> [INPUT]

--

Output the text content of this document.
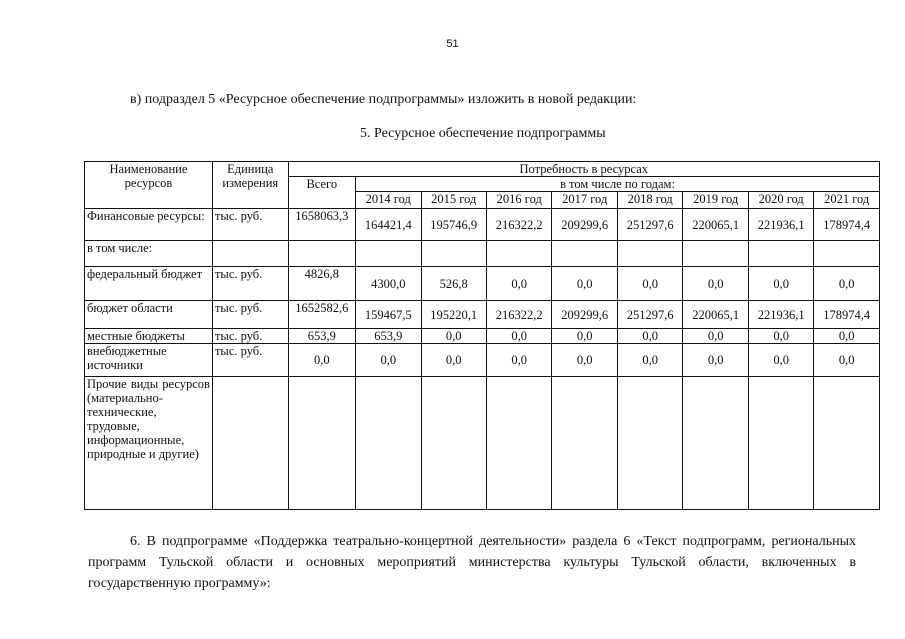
51
в) подраздел 5 «Ресурсное обеспечение подпрограммы» изложить в новой редакции:
5. Ресурсное обеспечение подпрограммы
Наименование ресурсов	Единица измерения	Потребность в ресурсах								
		Всего	в том числе по годам:							
			2014 год	2015 год	2016 год	2017 год	2018 год	2019 год	2020 год	2021 год
Финансовые ресурсы:	тыс. руб.	1658063,3	164421,4	195746,9	216322,2	209299,6	251297,6	220065,1	221936,1	178974,4
в том числе:										
федеральный бюджет	тыс. руб.	4826,8	4300,0	526,8	0,0	0,0	0,0	0,0	0,0	0,0
бюджет области	тыс. руб.	1652582,6	159467,5	195220,1	216322,2	209299,6	251297,6	220065,1	221936,1	178974,4
местные бюджеты	тыс. руб.	653,9	653,9	0,0	0,0	0,0	0,0	0,0	0,0	0,0
внебюджетные источники	тыс. руб.	0,0	0,0	0,0	0,0	0,0	0,0	0,0	0,0	0,0
Прочие виды ресурсов (материально-технические, трудовые, информационные, природные и другие)										
6. В подпрограмме «Поддержка театрально-концертной деятельности» раздела 6 «Текст подпрограмм, региональных программ Тульской области и основных мероприятий министерства культуры Тульской области, включенных в государственную программу»:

--

Which lines contain the word "обеспечение"? Copy each of them.

в) подраздел 5 «Ресурсное обеспечение подпрограммы» изложить в новой редакции:
5. Ресурсное обеспечение подпрограммы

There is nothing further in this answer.